== Data for the task ==

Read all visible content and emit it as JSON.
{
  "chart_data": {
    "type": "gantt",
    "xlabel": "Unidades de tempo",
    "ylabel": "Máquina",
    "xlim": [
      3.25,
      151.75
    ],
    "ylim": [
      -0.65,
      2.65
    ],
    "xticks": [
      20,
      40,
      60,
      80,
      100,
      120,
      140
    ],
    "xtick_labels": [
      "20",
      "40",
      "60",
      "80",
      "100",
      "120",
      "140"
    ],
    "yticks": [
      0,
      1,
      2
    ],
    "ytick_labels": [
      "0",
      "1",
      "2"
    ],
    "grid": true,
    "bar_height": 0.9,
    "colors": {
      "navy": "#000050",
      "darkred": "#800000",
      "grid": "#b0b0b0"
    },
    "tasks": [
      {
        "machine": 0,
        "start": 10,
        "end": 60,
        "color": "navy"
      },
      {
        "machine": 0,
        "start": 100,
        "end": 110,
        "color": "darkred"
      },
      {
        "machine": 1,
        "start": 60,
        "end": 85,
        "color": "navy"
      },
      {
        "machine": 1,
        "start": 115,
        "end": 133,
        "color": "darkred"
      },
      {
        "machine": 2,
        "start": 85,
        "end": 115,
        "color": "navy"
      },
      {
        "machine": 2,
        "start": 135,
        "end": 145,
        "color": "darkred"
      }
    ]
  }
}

===

*Exercise aim:* Print the records above exactly as they appear.

*The response:*
Read all visible content and emit it as JSON.
{
  "chart_data": {
    "type": "gantt",
    "xlabel": "Unidades de tempo",
    "ylabel": "Máquina",
    "xlim": [
      3.25,
      151.75
    ],
    "ylim": [
      -0.65,
      2.65
    ],
    "xticks": [
      20,
      40,
      60,
      80,
      100,
      120,
      140
    ],
    "xtick_labels": [
      "20",
      "40",
      "60",
      "80",
      "100",
      "120",
      "140"
    ],
    "yticks": [
      0,
      1,
      2
    ],
    "ytick_labels": [
      "0",
      "1",
      "2"
    ],
    "grid": true,
    "bar_height": 0.9,
    "colors": {
      "navy": "#000050",
      "darkred": "#800000",
      "grid": "#b0b0b0"
    },
    "tasks": [
      {
        "machine": 0,
        "start": 10,
        "end": 60,
        "color": "navy"
      },
      {
        "machine": 0,
        "start": 100,
        "end": 110,
        "color": "darkred"
      },
      {
        "machine": 1,
        "start": 60,
        "end": 85,
        "color": "navy"
      },
      {
        "machine": 1,
        "start": 115,
        "end": 133,
        "color": "darkred"
      },
      {
        "machine": 2,
        "start": 85,
        "end": 115,
        "color": "navy"
      },
      {
        "machine": 2,
        "start": 135,
        "end": 145,
        "color": "darkred"
      }
    ]
  }
}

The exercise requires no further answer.